> [Set task]: Below is a block of records; repeat each one exactly.

Dataset records:
##########
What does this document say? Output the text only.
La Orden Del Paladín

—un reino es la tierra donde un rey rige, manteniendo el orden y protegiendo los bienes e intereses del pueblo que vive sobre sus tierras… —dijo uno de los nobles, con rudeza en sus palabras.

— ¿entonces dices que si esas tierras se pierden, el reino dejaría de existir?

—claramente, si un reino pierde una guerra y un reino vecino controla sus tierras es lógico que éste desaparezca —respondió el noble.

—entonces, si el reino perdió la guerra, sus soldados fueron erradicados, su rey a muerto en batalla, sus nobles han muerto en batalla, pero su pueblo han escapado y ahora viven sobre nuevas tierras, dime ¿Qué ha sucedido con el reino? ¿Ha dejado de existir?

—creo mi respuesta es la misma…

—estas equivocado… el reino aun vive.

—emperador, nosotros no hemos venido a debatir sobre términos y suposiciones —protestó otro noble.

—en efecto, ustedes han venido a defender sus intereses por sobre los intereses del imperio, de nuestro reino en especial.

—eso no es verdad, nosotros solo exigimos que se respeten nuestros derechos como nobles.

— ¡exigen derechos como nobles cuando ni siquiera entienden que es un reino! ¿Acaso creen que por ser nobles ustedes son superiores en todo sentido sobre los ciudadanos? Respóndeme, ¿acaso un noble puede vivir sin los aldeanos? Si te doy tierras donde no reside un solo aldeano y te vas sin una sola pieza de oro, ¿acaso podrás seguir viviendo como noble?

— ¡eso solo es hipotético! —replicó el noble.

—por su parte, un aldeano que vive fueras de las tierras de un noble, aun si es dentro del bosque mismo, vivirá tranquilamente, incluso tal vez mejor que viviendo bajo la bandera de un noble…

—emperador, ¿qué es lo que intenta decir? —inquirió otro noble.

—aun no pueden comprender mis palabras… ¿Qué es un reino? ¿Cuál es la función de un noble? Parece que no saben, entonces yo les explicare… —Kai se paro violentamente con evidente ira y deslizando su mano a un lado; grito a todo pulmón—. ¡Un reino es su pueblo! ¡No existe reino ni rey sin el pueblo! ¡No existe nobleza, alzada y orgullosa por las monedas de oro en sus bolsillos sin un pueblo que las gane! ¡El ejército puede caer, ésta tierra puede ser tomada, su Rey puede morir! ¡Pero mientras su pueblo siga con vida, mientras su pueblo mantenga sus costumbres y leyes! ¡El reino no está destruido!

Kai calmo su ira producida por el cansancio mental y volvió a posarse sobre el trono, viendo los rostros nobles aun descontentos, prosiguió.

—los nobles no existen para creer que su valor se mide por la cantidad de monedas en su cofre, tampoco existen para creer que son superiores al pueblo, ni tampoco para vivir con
##########
> [Correct response]:
What does this document say? Output the text only.
La Orden Del Paladín

—un reino es la tierra donde un rey rige, manteniendo el orden y protegiendo los bienes e intereses del pueblo que vive sobre sus tierras… —dijo uno de los nobles, con rudeza en sus palabras.

— ¿entonces dices que si esas tierras se pierden, el reino dejaría de existir?

—claramente, si un reino pierde una guerra y un reino vecino controla sus tierras es lógico que éste desaparezca —respondió el noble.

—entonces, si el reino perdió la guerra, sus soldados fueron erradicados, su rey a muerto en batalla, sus nobles han muerto en batalla, pero su pueblo han escapado y ahora viven sobre nuevas tierras, dime ¿Qué ha sucedido con el reino? ¿Ha dejado de existir?

—creo mi respuesta es la misma…

—estas equivocado… el reino aun vive.

—emperador, nosotros no hemos venido a debatir sobre términos y suposiciones —protestó otro noble.

—en efecto, ustedes han venido a defender sus intereses por sobre los intereses del imperio, de nuestro reino en especial.

—eso no es verdad, nosotros solo exigimos que se respeten nuestros derechos como nobles.

— ¡exigen derechos como nobles cuando ni siquiera entienden que es un reino! ¿Acaso creen que por ser nobles ustedes son superiores en todo sentido sobre los ciudadanos? Respóndeme, ¿acaso un noble puede vivir sin los aldeanos? Si te doy tierras donde no reside un solo aldeano y te vas sin una sola pieza de oro, ¿acaso podrás seguir viviendo como noble?

— ¡eso solo es hipotético! —replicó el noble.

—por su parte, un aldeano que vive fueras de las tierras de un noble, aun si es dentro del bosque mismo, vivirá tranquilamente, incluso tal vez mejor que viviendo bajo la bandera de un noble…

—emperador, ¿qué es lo que intenta decir? —inquirió otro noble.

—aun no pueden comprender mis palabras… ¿Qué es un reino? ¿Cuál es la función de un noble? Parece que no saben, entonces yo les explicare… —Kai se paro violentamente con evidente ira y deslizando su mano a un lado; grito a todo pulmón—. ¡Un reino es su pueblo! ¡No existe reino ni rey sin el pueblo! ¡No existe nobleza, alzada y orgullosa por las monedas de oro en sus bolsillos sin un pueblo que las gane! ¡El ejército puede caer, ésta tierra puede ser tomada, su Rey puede morir! ¡Pero mientras su pueblo siga con vida, mientras su pueblo mantenga sus costumbres y leyes! ¡El reino no está destruido!

Kai calmo su ira producida por el cansancio mental y volvió a posarse sobre el trono, viendo los rostros nobles aun descontentos, prosiguió.

—los nobles no existen para creer que su valor se mide por la cantidad de monedas en su cofre, tampoco existen para creer que son superiores al pueblo, ni tampoco para vivir con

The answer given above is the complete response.